Stored entries:

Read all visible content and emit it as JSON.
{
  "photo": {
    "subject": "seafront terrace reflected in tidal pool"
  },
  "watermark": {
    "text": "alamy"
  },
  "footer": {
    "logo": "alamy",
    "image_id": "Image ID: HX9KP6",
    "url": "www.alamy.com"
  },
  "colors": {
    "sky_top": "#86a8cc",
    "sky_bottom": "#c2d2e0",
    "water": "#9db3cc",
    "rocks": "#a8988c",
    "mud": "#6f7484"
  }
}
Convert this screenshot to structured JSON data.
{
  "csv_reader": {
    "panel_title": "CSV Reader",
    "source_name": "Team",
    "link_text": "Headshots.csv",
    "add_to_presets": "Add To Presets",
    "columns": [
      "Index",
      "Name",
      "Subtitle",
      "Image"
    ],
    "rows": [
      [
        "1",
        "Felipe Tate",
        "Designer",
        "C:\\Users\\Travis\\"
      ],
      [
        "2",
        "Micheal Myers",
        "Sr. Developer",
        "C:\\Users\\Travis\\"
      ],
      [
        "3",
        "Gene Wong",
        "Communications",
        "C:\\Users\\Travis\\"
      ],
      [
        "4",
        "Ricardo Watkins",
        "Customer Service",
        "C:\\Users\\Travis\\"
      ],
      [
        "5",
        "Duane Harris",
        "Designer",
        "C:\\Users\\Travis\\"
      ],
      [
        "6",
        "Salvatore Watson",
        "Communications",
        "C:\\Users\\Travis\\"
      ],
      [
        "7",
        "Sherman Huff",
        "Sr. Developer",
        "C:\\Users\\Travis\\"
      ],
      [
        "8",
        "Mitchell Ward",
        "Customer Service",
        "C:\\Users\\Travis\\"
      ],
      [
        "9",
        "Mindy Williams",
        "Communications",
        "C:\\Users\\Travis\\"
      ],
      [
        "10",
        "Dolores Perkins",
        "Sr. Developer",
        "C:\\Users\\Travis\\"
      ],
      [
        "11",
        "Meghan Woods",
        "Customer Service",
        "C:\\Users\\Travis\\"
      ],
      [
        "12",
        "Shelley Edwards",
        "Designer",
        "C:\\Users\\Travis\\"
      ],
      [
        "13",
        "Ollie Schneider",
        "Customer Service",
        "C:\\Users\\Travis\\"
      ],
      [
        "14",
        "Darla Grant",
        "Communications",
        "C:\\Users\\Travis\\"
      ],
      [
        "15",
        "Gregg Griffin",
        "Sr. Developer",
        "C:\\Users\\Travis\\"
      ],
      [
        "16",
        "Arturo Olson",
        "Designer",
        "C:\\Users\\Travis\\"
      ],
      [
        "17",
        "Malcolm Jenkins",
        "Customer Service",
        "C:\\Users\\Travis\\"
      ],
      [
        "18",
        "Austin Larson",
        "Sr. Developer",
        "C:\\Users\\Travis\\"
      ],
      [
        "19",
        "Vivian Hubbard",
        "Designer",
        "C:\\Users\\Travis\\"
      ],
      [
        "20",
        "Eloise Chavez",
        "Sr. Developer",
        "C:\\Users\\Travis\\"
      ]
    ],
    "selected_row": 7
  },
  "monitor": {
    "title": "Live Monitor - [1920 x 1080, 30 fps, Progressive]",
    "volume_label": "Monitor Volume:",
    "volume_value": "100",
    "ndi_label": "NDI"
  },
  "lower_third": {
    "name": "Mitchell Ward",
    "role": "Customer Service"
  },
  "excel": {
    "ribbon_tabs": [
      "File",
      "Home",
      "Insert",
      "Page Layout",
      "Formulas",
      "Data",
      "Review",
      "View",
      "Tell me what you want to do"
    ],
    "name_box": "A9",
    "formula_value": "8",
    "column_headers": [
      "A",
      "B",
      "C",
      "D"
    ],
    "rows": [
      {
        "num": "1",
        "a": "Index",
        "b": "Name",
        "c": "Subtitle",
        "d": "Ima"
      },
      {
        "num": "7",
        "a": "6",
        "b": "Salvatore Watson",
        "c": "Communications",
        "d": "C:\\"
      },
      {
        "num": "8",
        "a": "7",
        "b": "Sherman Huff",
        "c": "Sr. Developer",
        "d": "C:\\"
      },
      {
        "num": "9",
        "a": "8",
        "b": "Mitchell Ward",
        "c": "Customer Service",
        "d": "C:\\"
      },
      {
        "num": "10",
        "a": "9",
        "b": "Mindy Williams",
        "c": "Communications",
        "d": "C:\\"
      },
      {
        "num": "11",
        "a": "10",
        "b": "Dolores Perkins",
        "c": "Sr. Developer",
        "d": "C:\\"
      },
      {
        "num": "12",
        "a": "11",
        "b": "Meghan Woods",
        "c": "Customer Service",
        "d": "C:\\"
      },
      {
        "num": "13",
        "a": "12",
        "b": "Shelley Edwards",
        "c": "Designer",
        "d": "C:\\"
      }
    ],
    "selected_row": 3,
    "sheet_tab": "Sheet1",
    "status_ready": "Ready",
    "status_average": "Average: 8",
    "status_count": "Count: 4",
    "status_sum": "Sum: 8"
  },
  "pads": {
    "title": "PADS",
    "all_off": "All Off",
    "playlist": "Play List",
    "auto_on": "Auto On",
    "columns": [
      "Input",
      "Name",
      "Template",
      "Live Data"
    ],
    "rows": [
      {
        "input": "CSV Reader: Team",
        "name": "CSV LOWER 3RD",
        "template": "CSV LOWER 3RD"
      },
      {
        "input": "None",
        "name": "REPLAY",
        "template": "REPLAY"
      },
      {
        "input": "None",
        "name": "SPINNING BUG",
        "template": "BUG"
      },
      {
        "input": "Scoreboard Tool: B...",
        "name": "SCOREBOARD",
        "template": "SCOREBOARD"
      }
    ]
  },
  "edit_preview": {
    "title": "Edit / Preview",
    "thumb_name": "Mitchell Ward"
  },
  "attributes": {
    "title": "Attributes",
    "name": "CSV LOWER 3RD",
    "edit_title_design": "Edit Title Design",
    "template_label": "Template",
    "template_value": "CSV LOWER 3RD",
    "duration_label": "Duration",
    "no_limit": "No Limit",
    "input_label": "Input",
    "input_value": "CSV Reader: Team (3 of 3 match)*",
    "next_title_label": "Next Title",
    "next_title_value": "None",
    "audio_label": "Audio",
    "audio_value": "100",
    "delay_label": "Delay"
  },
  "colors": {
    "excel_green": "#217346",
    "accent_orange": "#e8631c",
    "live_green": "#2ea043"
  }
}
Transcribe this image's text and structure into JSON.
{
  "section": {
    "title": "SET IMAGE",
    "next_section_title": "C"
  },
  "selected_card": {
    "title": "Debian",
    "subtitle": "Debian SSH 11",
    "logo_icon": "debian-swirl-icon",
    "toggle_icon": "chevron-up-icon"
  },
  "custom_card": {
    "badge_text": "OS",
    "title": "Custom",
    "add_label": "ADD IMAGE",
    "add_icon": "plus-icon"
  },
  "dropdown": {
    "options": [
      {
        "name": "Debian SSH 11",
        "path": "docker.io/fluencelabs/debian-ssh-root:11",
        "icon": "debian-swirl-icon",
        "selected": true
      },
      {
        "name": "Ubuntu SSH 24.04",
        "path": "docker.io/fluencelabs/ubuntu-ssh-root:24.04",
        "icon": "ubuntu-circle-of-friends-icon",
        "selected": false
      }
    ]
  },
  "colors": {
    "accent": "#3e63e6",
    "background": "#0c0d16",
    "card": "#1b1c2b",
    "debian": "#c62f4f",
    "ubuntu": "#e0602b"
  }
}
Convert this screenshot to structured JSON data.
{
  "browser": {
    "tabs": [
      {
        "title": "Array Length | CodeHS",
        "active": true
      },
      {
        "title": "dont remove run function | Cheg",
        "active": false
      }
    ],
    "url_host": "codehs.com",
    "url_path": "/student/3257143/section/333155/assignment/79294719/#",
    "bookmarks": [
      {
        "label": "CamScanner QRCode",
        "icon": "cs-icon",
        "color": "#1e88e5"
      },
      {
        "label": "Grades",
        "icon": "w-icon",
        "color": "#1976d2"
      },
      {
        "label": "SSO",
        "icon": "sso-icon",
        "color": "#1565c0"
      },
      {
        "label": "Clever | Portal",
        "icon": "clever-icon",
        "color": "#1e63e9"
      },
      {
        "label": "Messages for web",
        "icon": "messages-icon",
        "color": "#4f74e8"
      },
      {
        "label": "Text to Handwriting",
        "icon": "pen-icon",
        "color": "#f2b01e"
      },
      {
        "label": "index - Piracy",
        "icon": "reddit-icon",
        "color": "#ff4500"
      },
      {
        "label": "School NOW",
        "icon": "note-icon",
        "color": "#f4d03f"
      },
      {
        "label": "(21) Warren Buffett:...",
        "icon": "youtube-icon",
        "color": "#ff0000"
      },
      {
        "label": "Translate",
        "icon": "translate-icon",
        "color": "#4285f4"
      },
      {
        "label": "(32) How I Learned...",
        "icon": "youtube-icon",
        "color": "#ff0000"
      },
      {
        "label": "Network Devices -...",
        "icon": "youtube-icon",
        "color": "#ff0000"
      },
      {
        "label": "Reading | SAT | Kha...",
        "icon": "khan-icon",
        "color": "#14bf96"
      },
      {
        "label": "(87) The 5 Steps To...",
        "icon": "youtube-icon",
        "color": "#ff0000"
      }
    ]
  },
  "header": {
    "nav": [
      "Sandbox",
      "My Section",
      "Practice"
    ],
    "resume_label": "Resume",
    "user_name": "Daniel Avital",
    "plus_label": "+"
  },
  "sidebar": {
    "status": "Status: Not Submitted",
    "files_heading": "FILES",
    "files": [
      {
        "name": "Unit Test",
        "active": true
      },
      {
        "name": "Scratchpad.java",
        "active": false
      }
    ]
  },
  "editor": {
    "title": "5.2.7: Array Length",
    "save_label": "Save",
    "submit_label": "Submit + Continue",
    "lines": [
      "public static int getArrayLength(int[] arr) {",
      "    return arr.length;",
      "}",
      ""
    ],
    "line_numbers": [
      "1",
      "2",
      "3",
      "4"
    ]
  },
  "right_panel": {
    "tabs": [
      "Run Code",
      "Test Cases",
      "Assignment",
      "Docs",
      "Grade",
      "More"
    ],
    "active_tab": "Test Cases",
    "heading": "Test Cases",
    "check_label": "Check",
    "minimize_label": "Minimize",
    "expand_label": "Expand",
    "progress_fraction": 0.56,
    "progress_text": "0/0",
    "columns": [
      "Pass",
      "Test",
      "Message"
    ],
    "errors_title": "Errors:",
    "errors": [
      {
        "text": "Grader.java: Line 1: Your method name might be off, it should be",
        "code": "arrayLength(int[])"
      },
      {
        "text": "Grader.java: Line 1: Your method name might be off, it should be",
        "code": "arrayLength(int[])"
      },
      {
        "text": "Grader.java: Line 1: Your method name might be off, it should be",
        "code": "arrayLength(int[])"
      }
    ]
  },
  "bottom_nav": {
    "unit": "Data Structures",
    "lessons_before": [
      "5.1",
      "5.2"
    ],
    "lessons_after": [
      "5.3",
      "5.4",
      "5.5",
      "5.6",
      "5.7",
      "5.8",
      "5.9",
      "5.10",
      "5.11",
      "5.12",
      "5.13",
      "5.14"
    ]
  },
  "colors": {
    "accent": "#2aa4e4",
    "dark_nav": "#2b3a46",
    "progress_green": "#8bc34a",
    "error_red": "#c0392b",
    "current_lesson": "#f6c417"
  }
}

▸ REQUIREMENT: Identify each line in the records above that contains the word "Test", and copy it out in full.

▸ ANSWER IN FULL:
        "name": "Unit Test",
      "Test Cases",
    "active_tab": "Test Cases",
    "heading": "Test Cases",
      "Test",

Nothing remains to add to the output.